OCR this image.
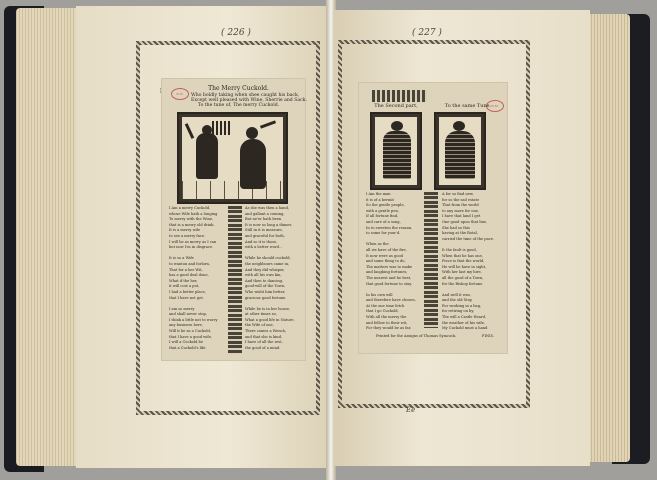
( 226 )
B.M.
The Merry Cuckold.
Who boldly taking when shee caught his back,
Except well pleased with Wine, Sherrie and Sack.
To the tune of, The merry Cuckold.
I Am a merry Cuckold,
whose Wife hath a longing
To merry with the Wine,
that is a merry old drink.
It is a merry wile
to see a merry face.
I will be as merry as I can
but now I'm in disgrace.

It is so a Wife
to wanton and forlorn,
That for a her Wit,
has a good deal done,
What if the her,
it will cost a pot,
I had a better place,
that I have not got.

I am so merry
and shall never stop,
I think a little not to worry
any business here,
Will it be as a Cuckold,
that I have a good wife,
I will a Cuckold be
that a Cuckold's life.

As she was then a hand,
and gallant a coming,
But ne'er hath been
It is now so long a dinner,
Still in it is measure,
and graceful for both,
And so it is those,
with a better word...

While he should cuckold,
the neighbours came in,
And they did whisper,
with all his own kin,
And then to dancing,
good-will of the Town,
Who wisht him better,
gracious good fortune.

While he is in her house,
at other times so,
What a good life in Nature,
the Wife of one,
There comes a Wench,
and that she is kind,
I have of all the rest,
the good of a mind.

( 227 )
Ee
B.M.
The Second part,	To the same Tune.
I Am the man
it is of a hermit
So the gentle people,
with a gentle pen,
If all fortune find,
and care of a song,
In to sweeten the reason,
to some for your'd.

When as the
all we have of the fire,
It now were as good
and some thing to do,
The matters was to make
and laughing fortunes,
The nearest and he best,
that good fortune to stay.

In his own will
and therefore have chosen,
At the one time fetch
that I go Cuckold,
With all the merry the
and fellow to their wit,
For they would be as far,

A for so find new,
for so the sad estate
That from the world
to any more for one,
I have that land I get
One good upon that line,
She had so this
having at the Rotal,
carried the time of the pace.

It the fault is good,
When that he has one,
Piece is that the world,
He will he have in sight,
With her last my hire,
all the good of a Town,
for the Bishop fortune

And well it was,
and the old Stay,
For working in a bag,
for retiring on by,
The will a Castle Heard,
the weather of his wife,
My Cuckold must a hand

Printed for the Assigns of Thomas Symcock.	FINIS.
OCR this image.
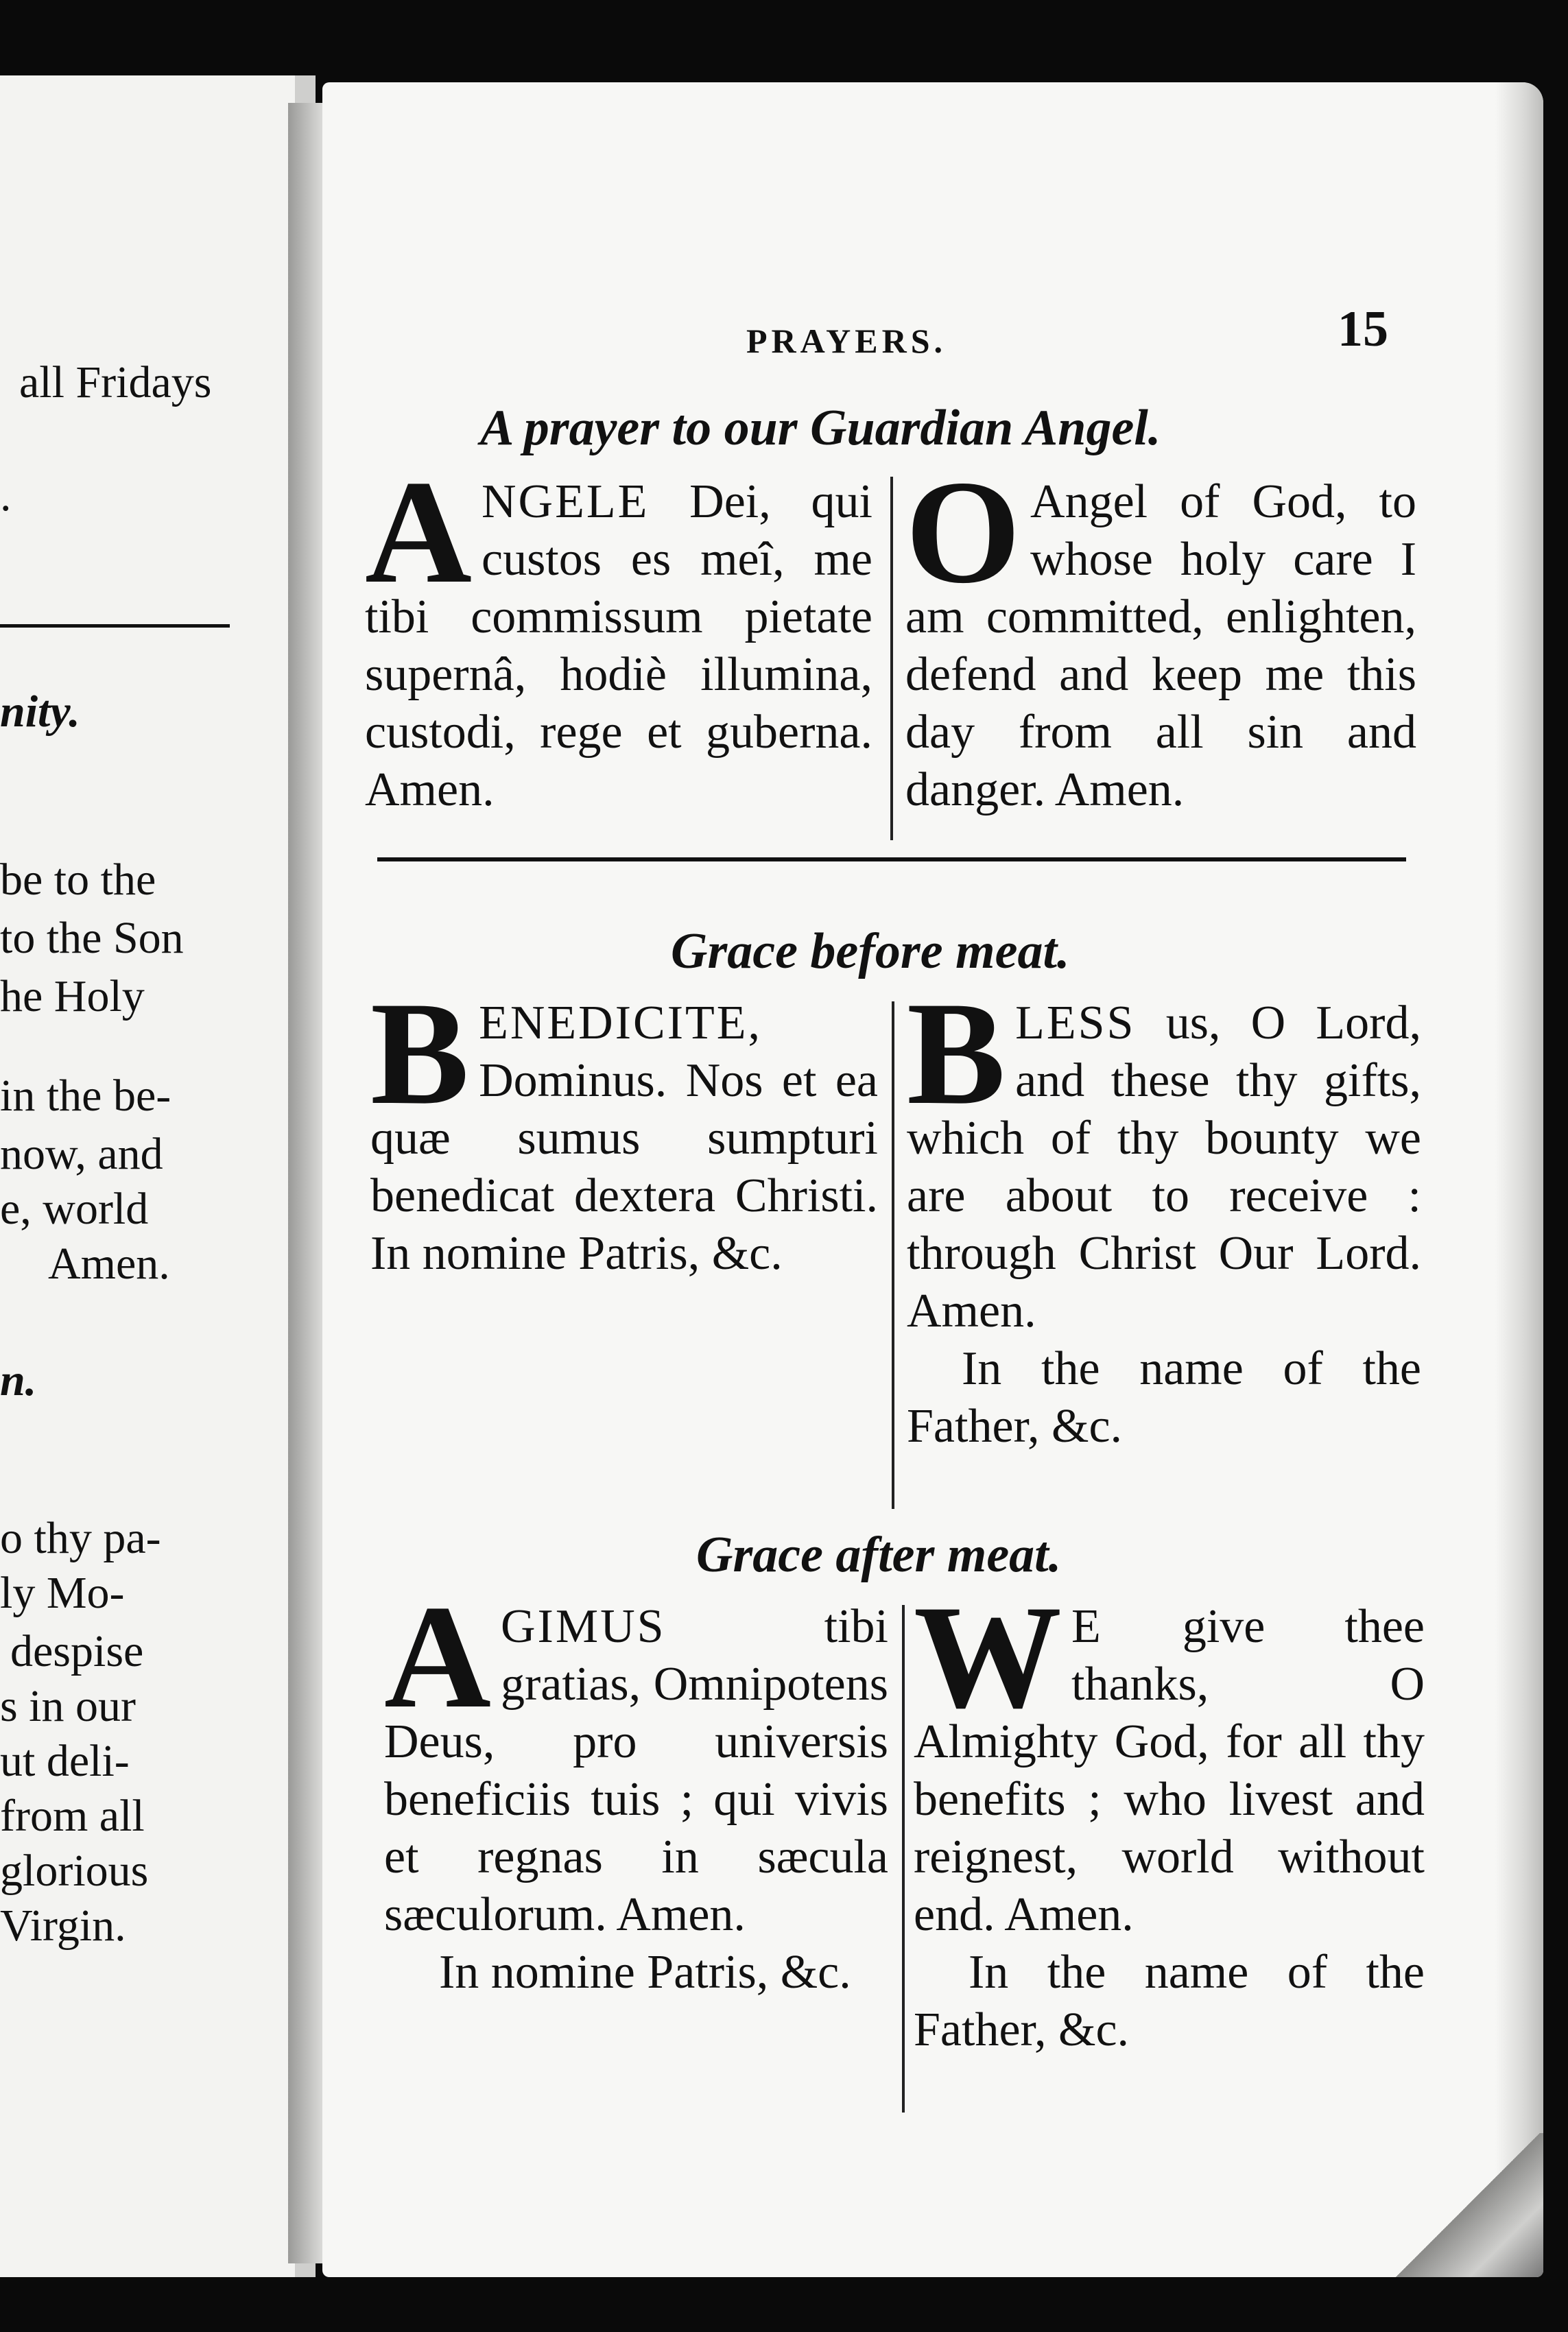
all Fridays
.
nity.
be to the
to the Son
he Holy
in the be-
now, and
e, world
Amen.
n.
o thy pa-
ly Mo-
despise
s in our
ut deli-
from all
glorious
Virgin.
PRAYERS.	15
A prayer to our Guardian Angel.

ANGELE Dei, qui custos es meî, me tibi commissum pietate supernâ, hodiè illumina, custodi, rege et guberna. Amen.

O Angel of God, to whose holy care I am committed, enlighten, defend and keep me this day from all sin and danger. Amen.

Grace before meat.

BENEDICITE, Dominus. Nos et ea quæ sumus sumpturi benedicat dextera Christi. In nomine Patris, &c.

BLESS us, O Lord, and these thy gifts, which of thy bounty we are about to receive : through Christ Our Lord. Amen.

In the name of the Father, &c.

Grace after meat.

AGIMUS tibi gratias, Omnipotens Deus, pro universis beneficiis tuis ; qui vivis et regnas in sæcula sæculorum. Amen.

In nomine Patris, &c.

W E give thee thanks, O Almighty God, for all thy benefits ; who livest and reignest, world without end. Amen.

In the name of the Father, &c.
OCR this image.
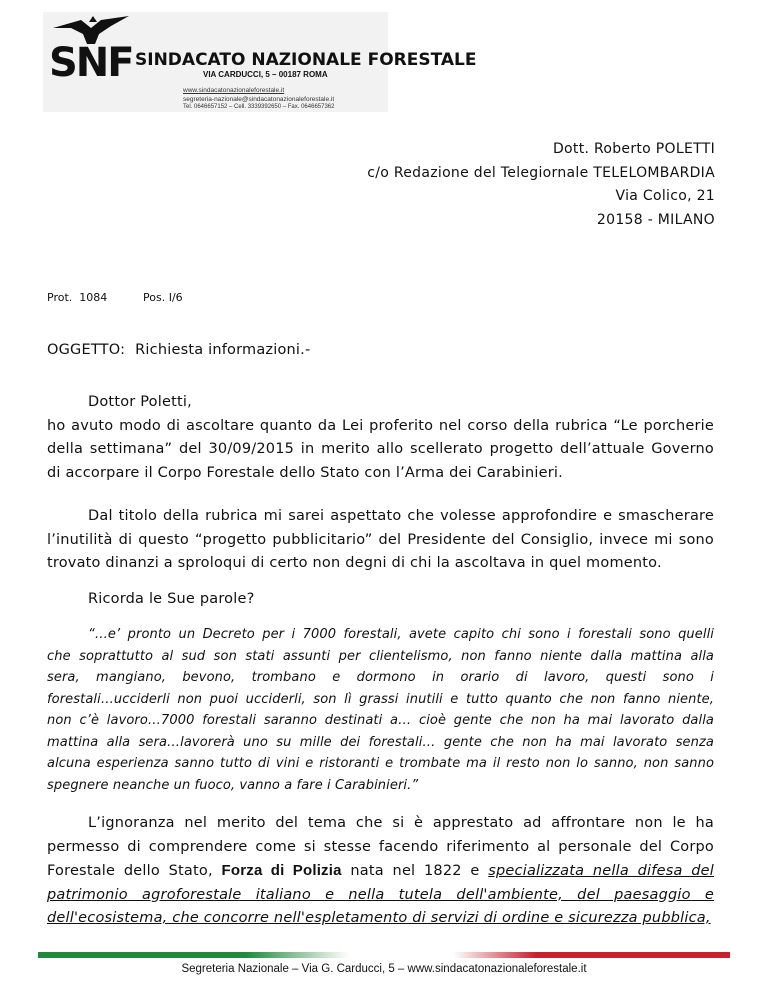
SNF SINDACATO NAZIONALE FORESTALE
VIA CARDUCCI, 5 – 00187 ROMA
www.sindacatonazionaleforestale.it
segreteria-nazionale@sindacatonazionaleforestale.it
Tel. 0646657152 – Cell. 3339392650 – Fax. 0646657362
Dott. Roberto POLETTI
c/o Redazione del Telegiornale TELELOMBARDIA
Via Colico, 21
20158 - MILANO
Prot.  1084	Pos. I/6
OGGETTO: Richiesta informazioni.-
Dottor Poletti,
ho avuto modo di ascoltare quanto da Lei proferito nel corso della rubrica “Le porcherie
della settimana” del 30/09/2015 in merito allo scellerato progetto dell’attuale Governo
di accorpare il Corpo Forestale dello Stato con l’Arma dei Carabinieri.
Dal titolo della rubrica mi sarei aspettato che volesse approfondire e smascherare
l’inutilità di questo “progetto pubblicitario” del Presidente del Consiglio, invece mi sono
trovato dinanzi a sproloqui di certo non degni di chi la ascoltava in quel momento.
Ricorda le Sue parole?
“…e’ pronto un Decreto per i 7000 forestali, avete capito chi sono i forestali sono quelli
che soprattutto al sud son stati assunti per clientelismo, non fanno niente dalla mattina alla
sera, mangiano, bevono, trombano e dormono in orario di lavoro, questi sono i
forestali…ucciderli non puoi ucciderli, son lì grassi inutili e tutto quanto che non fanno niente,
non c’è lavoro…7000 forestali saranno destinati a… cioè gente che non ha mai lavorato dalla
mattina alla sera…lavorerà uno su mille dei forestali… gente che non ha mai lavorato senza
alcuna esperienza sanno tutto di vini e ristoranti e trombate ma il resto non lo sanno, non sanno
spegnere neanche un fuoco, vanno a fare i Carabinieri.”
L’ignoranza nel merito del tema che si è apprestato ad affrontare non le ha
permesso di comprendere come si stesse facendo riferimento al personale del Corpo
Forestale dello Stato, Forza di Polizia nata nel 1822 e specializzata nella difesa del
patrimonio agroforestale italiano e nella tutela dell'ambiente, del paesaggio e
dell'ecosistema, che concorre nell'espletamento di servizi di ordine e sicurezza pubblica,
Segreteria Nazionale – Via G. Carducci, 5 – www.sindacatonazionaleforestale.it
_ _ _ _ _ _ _
### [INSTRUCTIONS FOR THE TASK]
Restate the whole of the material word for word without the pictures.

### [WORKED SOLUTION]
OCR this image.
( 226 )
B.M.
The Merry Cuckold.
Who boldly taking when shee caught his back,
Except well pleased with Wine, Sherrie and Sack.
To the tune of, The merry Cuckold.
I Am a merry Cuckold,
whose Wife hath a longing
To merry with the Wine,
that is a merry old drink.
It is a merry wile
to see a merry face.
I will be as merry as I can
but now I'm in disgrace.

It is so a Wife
to wanton and forlorn,
That for a her Wit,
has a good deal done,
What if the her,
it will cost a pot,
I had a better place,
that I have not got.

I am so merry
and shall never stop,
I think a little not to worry
any business here,
Will it be as a Cuckold,
that I have a good wife,
I will a Cuckold be
that a Cuckold's life.

As she was then a hand,
and gallant a coming,
But ne'er hath been
It is now so long a dinner,
Still in it is measure,
and graceful for both,
And so it is those,
with a better word...

While he should cuckold,
the neighbours came in,
And they did whisper,
with all his own kin,
And then to dancing,
good-will of the Town,
Who wisht him better,
gracious good fortune.

While he is in her house,
at other times so,
What a good life in Nature,
the Wife of one,
There comes a Wench,
and that she is kind,
I have of all the rest,
the good of a mind.

( 227 )
Ee
B.M.
The Second part,	To the same Tune.
I Am the man
it is of a hermit
So the gentle people,
with a gentle pen,
If all fortune find,
and care of a song,
In to sweeten the reason,
to some for your'd.

When as the
all we have of the fire,
It now were as good
and some thing to do,
The matters was to make
and laughing fortunes,
The nearest and he best,
that good fortune to stay.

In his own will
and therefore have chosen,
At the one time fetch
that I go Cuckold,
With all the merry the
and fellow to their wit,
For they would be as far,

A for so find new,
for so the sad estate
That from the world
to any more for one,
I have that land I get
One good upon that line,
She had so this
having at the Rotal,
carried the time of the pace.

It the fault is good,
When that he has one,
Piece is that the world,
He will he have in sight,
With her last my hire,
all the good of a Town,
for the Bishop fortune

And well it was,
and the old Stay,
For working in a bag,
for retiring on by,
The will a Castle Heard,
the weather of his wife,
My Cuckold must a hand

Printed for the Assigns of Thomas Symcock.	FINIS.
OCR this image.
all Fridays
.
nity.
be to the
to the Son
he Holy
in the be-
now, and
e, world
Amen.
n.
o thy pa-
ly Mo-
despise
s in our
ut deli-
from all
glorious
Virgin.
PRAYERS.	15
A prayer to our Guardian Angel.

ANGELE Dei, qui custos es meî, me tibi commissum pietate supernâ, hodiè illumina, custodi, rege et guberna. Amen.

O Angel of God, to whose holy care I am committed, enlighten, defend and keep me this day from all sin and danger. Amen.

Grace before meat.

BENEDICITE, Dominus. Nos et ea quæ sumus sumpturi benedicat dextera Christi. In nomine Patris, &c.

BLESS us, O Lord, and these thy gifts, which of thy bounty we are about to receive : through Christ Our Lord. Amen.

In the name of the Father, &c.

Grace after meat.

AGIMUS tibi gratias, Omnipotens Deus, pro universis beneficiis tuis ; qui vivis et regnas in sæcula sæculorum. Amen.

In nomine Patris, &c.

W E give thee thanks, O Almighty God, for all thy benefits ; who livest and reignest, world without end. Amen.

In the name of the Father, &c.
OCR this image.
SNF SINDACATO NAZIONALE FORESTALE
VIA CARDUCCI, 5 – 00187 ROMA
www.sindacatonazionaleforestale.it
segreteria-nazionale@sindacatonazionaleforestale.it
Tel. 0646657152 – Cell. 3339392650 – Fax. 0646657362
Dott. Roberto POLETTI
c/o Redazione del Telegiornale TELELOMBARDIA
Via Colico, 21
20158 - MILANO
Prot.  1084	Pos. I/6
OGGETTO: Richiesta informazioni.-
Dottor Poletti,
ho avuto modo di ascoltare quanto da Lei proferito nel corso della rubrica “Le porcherie
della settimana” del 30/09/2015 in merito allo scellerato progetto dell’attuale Governo
di accorpare il Corpo Forestale dello Stato con l’Arma dei Carabinieri.
Dal titolo della rubrica mi sarei aspettato che volesse approfondire e smascherare
l’inutilità di questo “progetto pubblicitario” del Presidente del Consiglio, invece mi sono
trovato dinanzi a sproloqui di certo non degni di chi la ascoltava in quel momento.
Ricorda le Sue parole?
“…e’ pronto un Decreto per i 7000 forestali, avete capito chi sono i forestali sono quelli
che soprattutto al sud son stati assunti per clientelismo, non fanno niente dalla mattina alla
sera, mangiano, bevono, trombano e dormono in orario di lavoro, questi sono i
forestali…ucciderli non puoi ucciderli, son lì grassi inutili e tutto quanto che non fanno niente,
non c’è lavoro…7000 forestali saranno destinati a… cioè gente che non ha mai lavorato dalla
mattina alla sera…lavorerà uno su mille dei forestali… gente che non ha mai lavorato senza
alcuna esperienza sanno tutto di vini e ristoranti e trombate ma il resto non lo sanno, non sanno
spegnere neanche un fuoco, vanno a fare i Carabinieri.”
L’ignoranza nel merito del tema che si è apprestato ad affrontare non le ha
permesso di comprendere come si stesse facendo riferimento al personale del Corpo
Forestale dello Stato, Forza di Polizia nata nel 1822 e specializzata nella difesa del
patrimonio agroforestale italiano e nella tutela dell'ambiente, del paesaggio e
dell'ecosistema, che concorre nell'espletamento di servizi di ordine e sicurezza pubblica,
Segreteria Nazionale – Via G. Carducci, 5 – www.sindacatonazionaleforestale.it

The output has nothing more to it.